Dataset items –
:::::

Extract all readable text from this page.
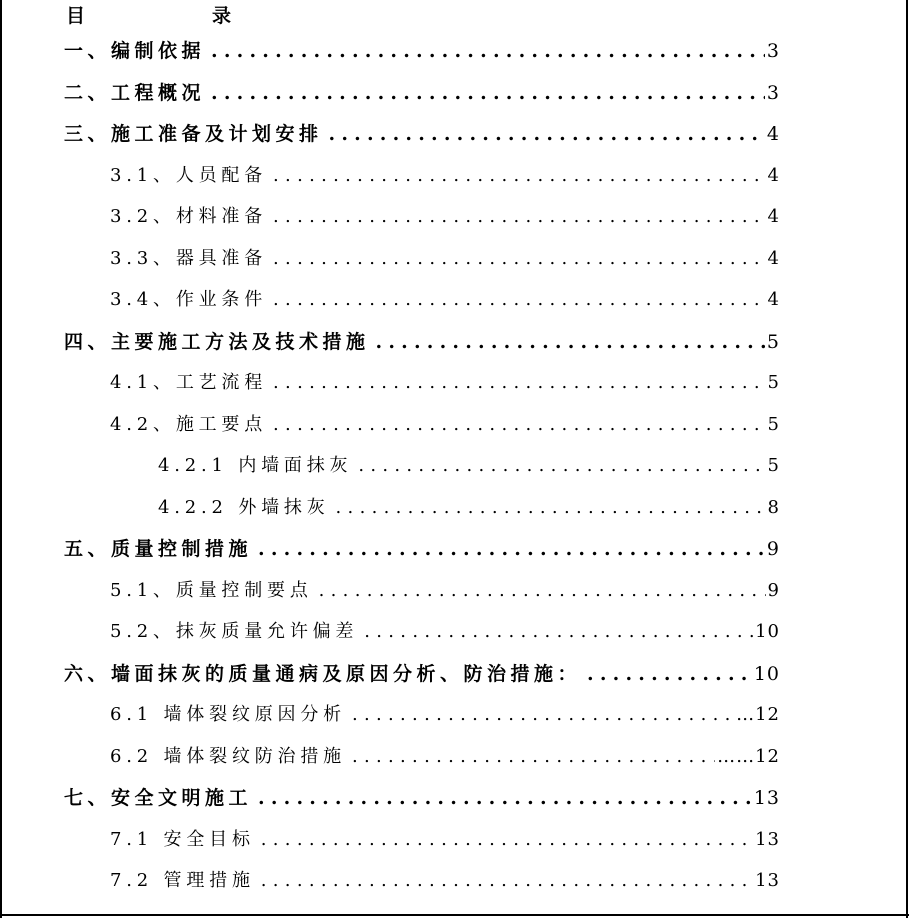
目　录
一、编制依据 .....	3
二、工程概况 .....	3
三、施工准备及计划安排 .....	4
3.1、人员配备 .....	4
3.2、材料准备 .....	4
3.3、器具准备 .....	4
3.4、作业条件 .....	4
四、主要施工方法及技术措施 .....	5
4.1、工艺流程 .....	5
4.2、施工要点 .....	5
4.2.1 内墙面抹灰 .....	5
4.2.2 外墙抹灰 .....	8
五、质量控制措施 .....	9
5.1、质量控制要点 .....	9
5.2、抹灰质量允许偏差 .....	10
六、墙面抹灰的质量通病及原因分析、防治措施： .....	10
6.1 墙体裂纹原因分析 .....	…12
6.2 墙体裂纹防治措施 .....	……12
七、安全文明施工 .....	13
7.1 安全目标 .....	13
7.2 管理措施 .....	13
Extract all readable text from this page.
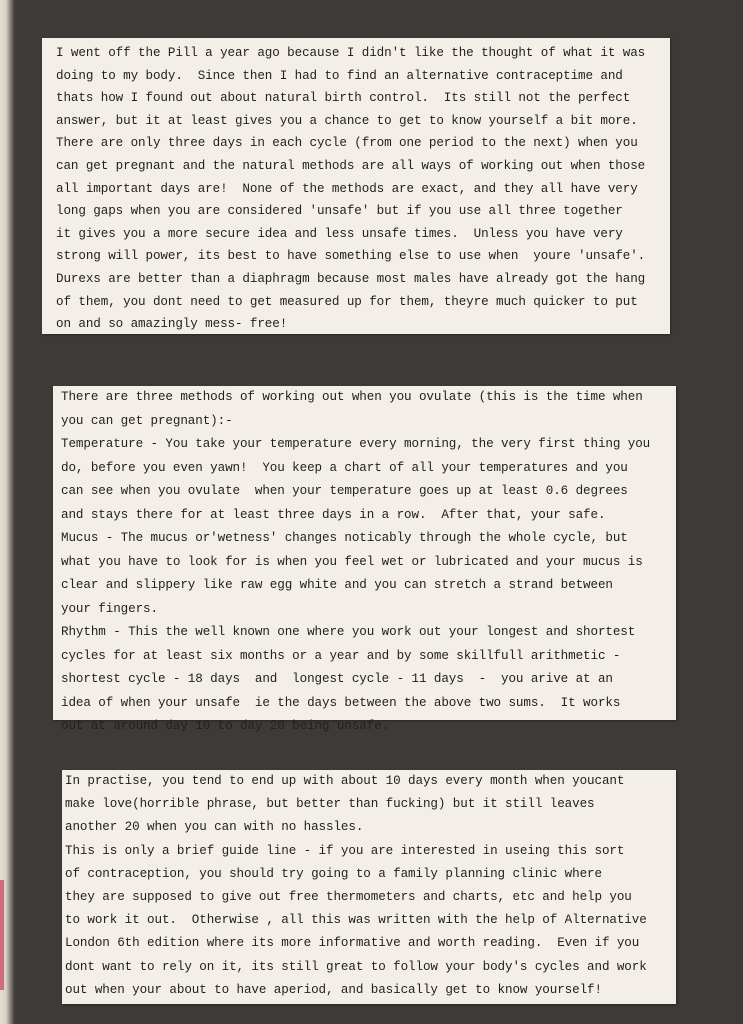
I went off the Pill a year ago because I didn't like the thought of what it was
doing to my body.  Since then I had to find an alternative contraceptime and
thats how I found out about natural birth control.  Its still not the perfect
answer, but it at least gives you a chance to get to know yourself a bit more.
There are only three days in each cycle (from one period to the next) when you
can get pregnant and the natural methods are all ways of working out when those
all important days are!  None of the methods are exact, and they all have very
long gaps when you are considered 'unsafe' but if you use all three together
it gives you a more secure idea and less unsafe times.  Unless you have very
strong will power, its best to have something else to use when  youre 'unsafe'.
Durexs are better than a diaphragm because most males have already got the hang
of them, you dont need to get measured up for them, theyre much quicker to put
on and so amazingly mess- free!
There are three methods of working out when you ovulate (this is the time when
you can get pregnant):-
Temperature - You take your temperature every morning, the very first thing you
do, before you even yawn!  You keep a chart of all your temperatures and you
can see when you ovulate  when your temperature goes up at least 0.6 degrees
and stays there for at least three days in a row.  After that, your safe.
Mucus - The mucus or'wetness' changes noticably through the whole cycle, but
what you have to look for is when you feel wet or lubricated and your mucus is
clear and slippery like raw egg white and you can stretch a strand between
your fingers.
Rhythm - This the well known one where you work out your longest and shortest
cycles for at least six months or a year and by some skillfull arithmetic -
shortest cycle - 18 days  and  longest cycle - 11 days  -  you arive at an
idea of when your unsafe  ie the days between the above two sums.  It works
out at around day 10 to day 20 being unsafe.
In practise, you tend to end up with about 10 days every month when youcant
make love(horrible phrase, but better than fucking) but it still leaves
another 20 when you can with no hassles.
This is only a brief guide line - if you are interested in useing this sort
of contraception, you should try going to a family planning clinic where
they are supposed to give out free thermometers and charts, etc and help you
to work it out.  Otherwise , all this was written with the help of Alternative
London 6th edition where its more informative and worth reading.  Even if you
dont want to rely on it, its still great to follow your body's cycles and work
out when your about to have aperiod, and basically get to know yourself!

:::::

WORK TO COMPLETE –
Where a line holds "more", copy that line.

FULL RESPONSE –
answer, but it at least gives you a chance to get to know yourself a bit more.
it gives you a more secure idea and less unsafe times.  Unless you have very
London 6th edition where its more informative and worth reading.  Even if you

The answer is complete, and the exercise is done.